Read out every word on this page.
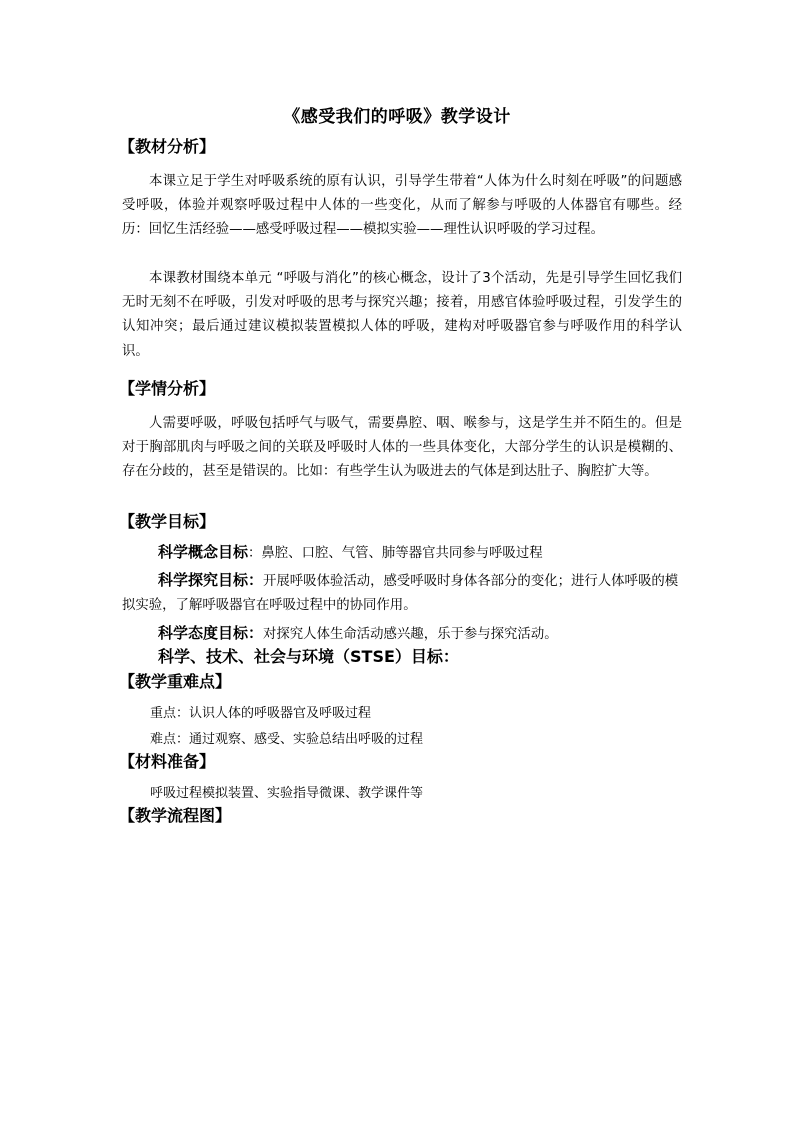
《感受我们的呼吸》教学设计
【教材分析】
本课立足于学生对呼吸系统的原有认识，引导学生带着“人体为什么时刻在呼吸”的问题感受呼吸，体验并观察呼吸过程中人体的一些变化，从而了解参与呼吸的人体器官有哪些。经历：回忆生活经验——感受呼吸过程——模拟实验——理性认识呼吸的学习过程。
本课教材围绕本单元 “呼吸与消化”的核心概念，设计了3个活动，先是引导学生回忆我们无时无刻不在呼吸，引发对呼吸的思考与探究兴趣；接着，用感官体验呼吸过程，引发学生的认知冲突；最后通过建议模拟装置模拟人体的呼吸，建构对呼吸器官参与呼吸作用的科学认识。
【学情分析】
人需要呼吸，呼吸包括呼气与吸气，需要鼻腔、咽、喉参与，这是学生并不陌生的。但是对于胸部肌肉与呼吸之间的关联及呼吸时人体的一些具体变化，大部分学生的认识是模糊的、存在分歧的，甚至是错误的。比如：有些学生认为吸进去的气体是到达肚子、胸腔扩大等。
【教学目标】
科学概念目标：鼻腔、口腔、气管、肺等器官共同参与呼吸过程
科学探究目标：开展呼吸体验活动，感受呼吸时身体各部分的变化；进行人体呼吸的模拟实验，了解呼吸器官在呼吸过程中的协同作用。
科学态度目标：对探究人体生命活动感兴趣，乐于参与探究活动。
科学、技术、社会与环境（STSE）目标：
【教学重难点】
重点：认识人体的呼吸器官及呼吸过程
难点：通过观察、感受、实验总结出呼吸的过程
【材料准备】
呼吸过程模拟装置、实验指导微课、教学课件等
【教学流程图】
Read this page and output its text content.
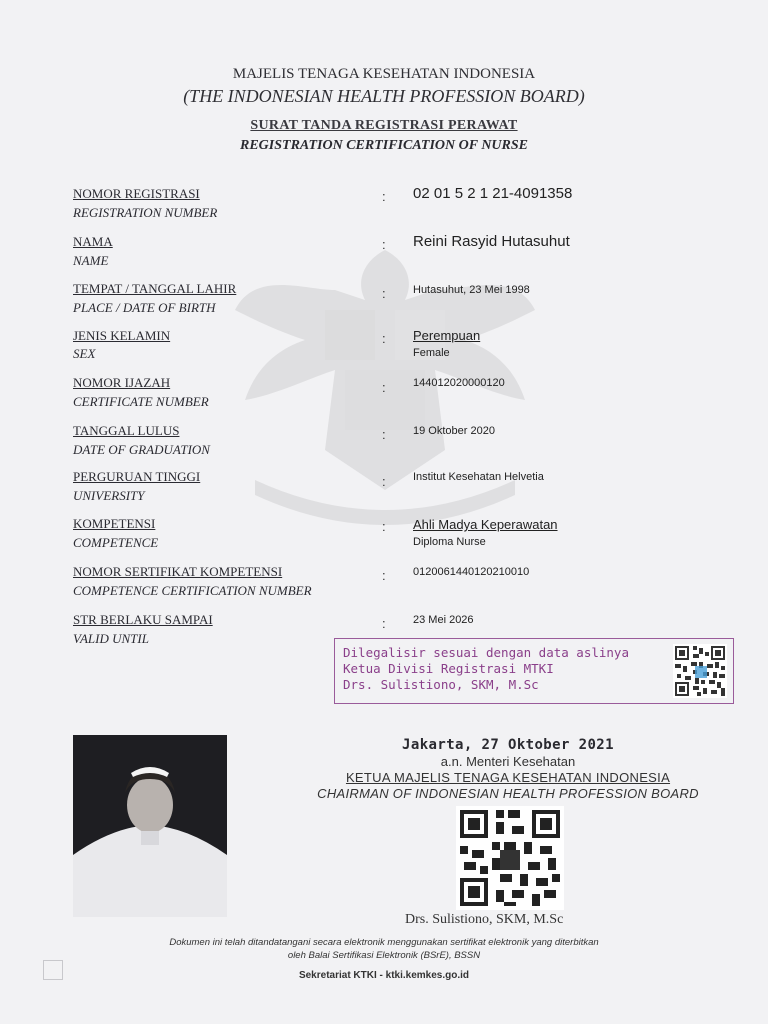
MAJELIS TENAGA KESEHATAN INDONESIA
(THE INDONESIAN HEALTH PROFESSION BOARD)
SURAT TANDA REGISTRASI PERAWAT
REGISTRATION CERTIFICATION OF NURSE
NOMOR REGISTRASI
REGISTRATION NUMBER
: 02 01 5 2 1 21-4091358
NAMA
NAME
: Reini Rasyid Hutasuhut
TEMPAT / TANGGAL LAHIR
PLACE / DATE OF BIRTH
: Hutasuhut, 23 Mei 1998
JENIS KELAMIN
SEX
: Perempuan
Female
NOMOR IJAZAH
CERTIFICATE NUMBER
: 144012020000120
TANGGAL LULUS
DATE OF GRADUATION
: 19 Oktober 2020
PERGURUAN TINGGI
UNIVERSITY
: Institut Kesehatan Helvetia
KOMPETENSI
COMPETENCE
: Ahli Madya Keperawatan
Diploma Nurse
NOMOR SERTIFIKAT KOMPETENSI
COMPETENCE CERTIFICATION NUMBER
: 0120061440120210010
STR BERLAKU SAMPAI
VALID UNTIL
: 23 Mei 2026
Dilegalisir sesuai dengan data aslinya
Ketua Divisi Registrasi MTKI
Drs. Sulistiono, SKM, M.Sc
Jakarta, 27 Oktober 2021
a.n. Menteri Kesehatan
KETUA MAJELIS TENAGA KESEHATAN INDONESIA
CHAIRMAN OF INDONESIAN HEALTH PROFESSION BOARD
Drs. Sulistiono, SKM, M.Sc
Dokumen ini telah ditandatangani secara elektronik menggunakan sertifikat elektronik yang diterbitkan
oleh Balai Sertifikasi Elektronik (BSrE), BSSN
Sekretariat KTKI - ktki.kemkes.go.id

Your instructions
Each line from the one containing "Read this page and output its text content." through the last line of the entries above is to be extracted exactly. Pictures are not part of the copy.

Result
Read this page and output its text content.
MAJELIS TENAGA KESEHATAN INDONESIA
(THE INDONESIAN HEALTH PROFESSION BOARD)
SURAT TANDA REGISTRASI PERAWAT
REGISTRATION CERTIFICATION OF NURSE
NOMOR REGISTRASI
REGISTRATION NUMBER
: 02 01 5 2 1 21-4091358
NAMA
NAME
: Reini Rasyid Hutasuhut
TEMPAT / TANGGAL LAHIR
PLACE / DATE OF BIRTH
: Hutasuhut, 23 Mei 1998
JENIS KELAMIN
SEX
: Perempuan
Female
NOMOR IJAZAH
CERTIFICATE NUMBER
: 144012020000120
TANGGAL LULUS
DATE OF GRADUATION
: 19 Oktober 2020
PERGURUAN TINGGI
UNIVERSITY
: Institut Kesehatan Helvetia
KOMPETENSI
COMPETENCE
: Ahli Madya Keperawatan
Diploma Nurse
NOMOR SERTIFIKAT KOMPETENSI
COMPETENCE CERTIFICATION NUMBER
: 0120061440120210010
STR BERLAKU SAMPAI
VALID UNTIL
: 23 Mei 2026
Dilegalisir sesuai dengan data aslinya
Ketua Divisi Registrasi MTKI
Drs. Sulistiono, SKM, M.Sc
Jakarta, 27 Oktober 2021
a.n. Menteri Kesehatan
KETUA MAJELIS TENAGA KESEHATAN INDONESIA
CHAIRMAN OF INDONESIAN HEALTH PROFESSION BOARD
Drs. Sulistiono, SKM, M.Sc
Dokumen ini telah ditandatangani secara elektronik menggunakan sertifikat elektronik yang diterbitkan
oleh Balai Sertifikasi Elektronik (BSrE), BSSN
Sekretariat KTKI - ktki.kemkes.go.id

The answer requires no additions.